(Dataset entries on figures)
_____
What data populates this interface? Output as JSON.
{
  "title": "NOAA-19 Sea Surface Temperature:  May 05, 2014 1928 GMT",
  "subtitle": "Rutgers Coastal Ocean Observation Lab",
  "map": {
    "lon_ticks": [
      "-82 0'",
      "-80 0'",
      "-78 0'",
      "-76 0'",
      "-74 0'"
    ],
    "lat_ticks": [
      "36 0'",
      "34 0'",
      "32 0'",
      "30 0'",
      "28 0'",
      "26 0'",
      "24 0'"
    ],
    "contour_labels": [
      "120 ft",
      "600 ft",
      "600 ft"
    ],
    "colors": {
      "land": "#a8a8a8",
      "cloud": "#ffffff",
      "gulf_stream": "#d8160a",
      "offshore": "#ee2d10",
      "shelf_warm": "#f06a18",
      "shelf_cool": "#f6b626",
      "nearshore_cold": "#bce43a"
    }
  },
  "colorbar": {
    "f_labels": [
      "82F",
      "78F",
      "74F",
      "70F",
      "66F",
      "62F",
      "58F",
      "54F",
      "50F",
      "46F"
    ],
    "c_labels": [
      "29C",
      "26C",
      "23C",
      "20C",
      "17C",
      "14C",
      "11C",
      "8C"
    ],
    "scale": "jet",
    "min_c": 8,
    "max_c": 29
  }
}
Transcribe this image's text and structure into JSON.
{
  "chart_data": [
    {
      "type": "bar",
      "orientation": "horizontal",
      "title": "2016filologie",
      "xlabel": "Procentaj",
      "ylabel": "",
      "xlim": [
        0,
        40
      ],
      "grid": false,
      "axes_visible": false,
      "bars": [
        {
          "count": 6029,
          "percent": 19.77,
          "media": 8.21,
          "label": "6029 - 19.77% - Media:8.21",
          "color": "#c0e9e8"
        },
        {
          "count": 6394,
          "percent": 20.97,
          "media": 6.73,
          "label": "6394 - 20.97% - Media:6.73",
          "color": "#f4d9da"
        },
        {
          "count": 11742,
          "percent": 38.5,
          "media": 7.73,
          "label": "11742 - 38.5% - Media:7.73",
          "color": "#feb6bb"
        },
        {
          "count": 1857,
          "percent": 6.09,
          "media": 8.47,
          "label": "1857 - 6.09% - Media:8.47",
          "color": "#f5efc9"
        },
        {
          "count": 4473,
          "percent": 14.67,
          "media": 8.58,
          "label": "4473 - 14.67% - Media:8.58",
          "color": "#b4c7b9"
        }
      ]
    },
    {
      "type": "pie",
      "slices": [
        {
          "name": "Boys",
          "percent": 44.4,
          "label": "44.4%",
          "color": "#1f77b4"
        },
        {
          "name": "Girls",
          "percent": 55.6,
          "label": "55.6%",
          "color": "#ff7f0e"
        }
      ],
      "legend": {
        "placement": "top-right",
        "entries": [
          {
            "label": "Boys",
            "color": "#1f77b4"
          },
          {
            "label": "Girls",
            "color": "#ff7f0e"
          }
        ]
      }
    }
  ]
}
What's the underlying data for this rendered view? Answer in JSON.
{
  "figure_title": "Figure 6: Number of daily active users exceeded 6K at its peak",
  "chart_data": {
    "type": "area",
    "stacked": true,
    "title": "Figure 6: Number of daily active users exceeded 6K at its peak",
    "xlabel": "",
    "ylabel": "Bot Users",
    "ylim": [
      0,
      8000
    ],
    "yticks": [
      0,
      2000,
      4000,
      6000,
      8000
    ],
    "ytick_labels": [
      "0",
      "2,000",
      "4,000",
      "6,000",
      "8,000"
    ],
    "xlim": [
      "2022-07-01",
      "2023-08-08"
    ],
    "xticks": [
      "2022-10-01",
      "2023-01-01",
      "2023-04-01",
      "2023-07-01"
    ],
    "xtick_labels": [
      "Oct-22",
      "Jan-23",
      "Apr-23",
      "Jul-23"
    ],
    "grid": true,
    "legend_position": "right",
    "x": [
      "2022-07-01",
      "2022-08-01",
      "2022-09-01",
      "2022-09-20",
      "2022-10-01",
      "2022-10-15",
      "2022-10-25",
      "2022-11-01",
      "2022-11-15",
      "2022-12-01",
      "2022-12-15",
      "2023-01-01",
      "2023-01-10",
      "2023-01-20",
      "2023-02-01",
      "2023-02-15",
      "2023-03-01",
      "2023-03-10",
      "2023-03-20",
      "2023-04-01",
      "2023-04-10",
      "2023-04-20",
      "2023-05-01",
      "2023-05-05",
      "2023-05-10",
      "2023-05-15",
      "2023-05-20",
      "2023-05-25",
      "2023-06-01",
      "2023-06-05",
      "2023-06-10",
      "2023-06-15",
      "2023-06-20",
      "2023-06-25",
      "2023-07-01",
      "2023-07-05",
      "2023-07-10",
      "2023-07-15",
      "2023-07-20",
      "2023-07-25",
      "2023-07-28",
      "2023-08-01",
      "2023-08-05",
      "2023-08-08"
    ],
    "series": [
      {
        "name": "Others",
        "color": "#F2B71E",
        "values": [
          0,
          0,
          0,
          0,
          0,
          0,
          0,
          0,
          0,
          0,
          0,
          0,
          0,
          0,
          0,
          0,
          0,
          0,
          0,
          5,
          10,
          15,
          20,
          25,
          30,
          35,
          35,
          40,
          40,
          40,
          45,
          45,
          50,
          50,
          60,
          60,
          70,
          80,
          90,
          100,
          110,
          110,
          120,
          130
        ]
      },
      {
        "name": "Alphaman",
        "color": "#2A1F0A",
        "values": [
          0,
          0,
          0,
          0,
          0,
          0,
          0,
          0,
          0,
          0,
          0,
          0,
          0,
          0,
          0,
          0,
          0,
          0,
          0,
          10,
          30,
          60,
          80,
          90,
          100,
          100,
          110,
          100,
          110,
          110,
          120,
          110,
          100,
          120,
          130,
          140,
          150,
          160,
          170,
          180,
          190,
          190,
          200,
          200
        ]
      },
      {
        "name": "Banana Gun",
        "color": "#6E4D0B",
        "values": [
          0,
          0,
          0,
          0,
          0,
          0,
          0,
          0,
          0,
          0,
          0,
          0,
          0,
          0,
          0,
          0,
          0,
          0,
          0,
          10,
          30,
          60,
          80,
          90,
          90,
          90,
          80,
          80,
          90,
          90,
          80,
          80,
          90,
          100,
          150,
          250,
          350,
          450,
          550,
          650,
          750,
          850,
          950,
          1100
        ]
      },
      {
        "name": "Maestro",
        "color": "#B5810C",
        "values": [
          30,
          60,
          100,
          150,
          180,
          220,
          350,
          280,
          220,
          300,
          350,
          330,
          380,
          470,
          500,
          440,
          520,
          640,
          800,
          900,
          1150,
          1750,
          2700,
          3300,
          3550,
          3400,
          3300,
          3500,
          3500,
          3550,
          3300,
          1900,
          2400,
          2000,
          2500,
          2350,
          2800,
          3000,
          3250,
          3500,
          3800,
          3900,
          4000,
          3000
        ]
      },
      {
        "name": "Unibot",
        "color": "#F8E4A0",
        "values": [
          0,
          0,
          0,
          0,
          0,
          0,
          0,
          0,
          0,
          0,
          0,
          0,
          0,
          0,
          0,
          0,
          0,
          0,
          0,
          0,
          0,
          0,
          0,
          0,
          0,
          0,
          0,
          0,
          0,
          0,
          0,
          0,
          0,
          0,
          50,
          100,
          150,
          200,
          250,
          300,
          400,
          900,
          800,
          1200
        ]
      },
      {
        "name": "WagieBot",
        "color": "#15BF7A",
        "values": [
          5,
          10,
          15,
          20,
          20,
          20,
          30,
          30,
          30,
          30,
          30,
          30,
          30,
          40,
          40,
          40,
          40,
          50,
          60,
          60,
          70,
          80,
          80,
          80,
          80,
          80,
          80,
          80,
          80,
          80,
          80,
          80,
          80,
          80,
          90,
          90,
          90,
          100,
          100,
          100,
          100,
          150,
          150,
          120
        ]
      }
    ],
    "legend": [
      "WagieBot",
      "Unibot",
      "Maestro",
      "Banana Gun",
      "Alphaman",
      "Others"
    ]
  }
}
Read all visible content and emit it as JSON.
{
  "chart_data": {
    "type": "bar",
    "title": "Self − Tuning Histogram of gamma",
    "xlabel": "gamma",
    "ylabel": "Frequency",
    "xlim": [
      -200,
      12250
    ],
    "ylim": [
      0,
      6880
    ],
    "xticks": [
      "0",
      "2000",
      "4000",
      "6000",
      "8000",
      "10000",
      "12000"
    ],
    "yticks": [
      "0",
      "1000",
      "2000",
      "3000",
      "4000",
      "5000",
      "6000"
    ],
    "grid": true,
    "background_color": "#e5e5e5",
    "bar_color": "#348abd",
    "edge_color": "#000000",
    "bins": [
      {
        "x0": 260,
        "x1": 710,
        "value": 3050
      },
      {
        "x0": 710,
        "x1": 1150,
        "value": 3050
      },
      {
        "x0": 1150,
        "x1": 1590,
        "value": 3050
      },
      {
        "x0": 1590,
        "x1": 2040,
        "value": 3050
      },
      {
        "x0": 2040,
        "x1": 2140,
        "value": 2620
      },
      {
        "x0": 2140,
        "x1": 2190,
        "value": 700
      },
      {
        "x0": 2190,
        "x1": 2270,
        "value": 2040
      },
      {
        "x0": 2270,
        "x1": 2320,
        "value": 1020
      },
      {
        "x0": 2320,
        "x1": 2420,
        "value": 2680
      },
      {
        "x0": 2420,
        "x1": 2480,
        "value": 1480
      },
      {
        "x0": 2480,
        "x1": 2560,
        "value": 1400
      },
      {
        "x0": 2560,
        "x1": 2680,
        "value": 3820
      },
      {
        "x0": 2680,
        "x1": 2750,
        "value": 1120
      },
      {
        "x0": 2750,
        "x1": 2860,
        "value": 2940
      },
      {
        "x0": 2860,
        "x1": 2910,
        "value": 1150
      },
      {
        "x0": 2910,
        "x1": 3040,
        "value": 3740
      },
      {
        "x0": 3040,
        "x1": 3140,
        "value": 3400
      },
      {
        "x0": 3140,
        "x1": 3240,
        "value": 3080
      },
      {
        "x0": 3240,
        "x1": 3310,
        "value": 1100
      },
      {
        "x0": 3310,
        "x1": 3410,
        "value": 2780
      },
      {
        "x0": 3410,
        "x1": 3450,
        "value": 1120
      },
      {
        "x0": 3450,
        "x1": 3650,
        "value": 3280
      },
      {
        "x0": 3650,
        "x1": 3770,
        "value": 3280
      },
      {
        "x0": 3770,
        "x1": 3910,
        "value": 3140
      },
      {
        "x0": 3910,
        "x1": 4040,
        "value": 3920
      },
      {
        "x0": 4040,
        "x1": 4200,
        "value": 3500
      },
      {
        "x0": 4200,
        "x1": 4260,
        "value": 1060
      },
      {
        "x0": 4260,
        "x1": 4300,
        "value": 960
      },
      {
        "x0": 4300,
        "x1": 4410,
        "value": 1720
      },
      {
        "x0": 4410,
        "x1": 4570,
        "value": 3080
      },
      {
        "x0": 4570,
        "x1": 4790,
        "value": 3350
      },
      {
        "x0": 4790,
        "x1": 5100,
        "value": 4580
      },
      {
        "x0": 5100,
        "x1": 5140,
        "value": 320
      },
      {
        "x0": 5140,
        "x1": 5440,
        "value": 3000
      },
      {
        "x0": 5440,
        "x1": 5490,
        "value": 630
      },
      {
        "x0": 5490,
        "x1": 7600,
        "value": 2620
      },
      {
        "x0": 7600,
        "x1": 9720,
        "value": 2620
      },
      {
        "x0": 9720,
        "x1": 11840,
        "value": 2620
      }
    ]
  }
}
_____
* [Description of the task]
Isolate the lines that hold the word "count" and copy all of them.

* [The output]
          "count": 6029,
          "count": 6394,
          "count": 11742,
          "count": 1857,
          "count": 4473,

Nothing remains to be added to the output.